__SET EXERCISE__. State how many lines of the records contain the string "odds", and give no other information.

__RECORDS SHOWN__.
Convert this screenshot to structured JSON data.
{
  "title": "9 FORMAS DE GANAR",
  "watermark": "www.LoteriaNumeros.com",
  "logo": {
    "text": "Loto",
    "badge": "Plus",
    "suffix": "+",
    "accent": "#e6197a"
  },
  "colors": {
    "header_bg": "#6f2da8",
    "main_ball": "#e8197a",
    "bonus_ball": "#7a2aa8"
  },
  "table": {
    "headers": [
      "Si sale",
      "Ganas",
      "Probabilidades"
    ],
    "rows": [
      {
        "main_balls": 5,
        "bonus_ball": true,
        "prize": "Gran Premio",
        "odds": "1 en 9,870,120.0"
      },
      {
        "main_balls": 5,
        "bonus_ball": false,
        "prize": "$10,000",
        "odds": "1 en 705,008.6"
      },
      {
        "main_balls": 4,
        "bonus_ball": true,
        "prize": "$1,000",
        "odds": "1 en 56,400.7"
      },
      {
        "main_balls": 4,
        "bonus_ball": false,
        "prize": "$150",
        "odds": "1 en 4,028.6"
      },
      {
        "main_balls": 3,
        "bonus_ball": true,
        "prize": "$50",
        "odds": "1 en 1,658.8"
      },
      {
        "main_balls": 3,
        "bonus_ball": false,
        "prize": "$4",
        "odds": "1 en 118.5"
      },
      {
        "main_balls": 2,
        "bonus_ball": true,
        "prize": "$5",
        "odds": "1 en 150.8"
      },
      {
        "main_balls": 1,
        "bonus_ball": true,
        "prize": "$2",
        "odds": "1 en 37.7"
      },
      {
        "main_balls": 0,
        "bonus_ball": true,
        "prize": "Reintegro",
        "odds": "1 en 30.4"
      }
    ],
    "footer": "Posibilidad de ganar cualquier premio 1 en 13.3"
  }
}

__EXERCISE SOLUTION__. 9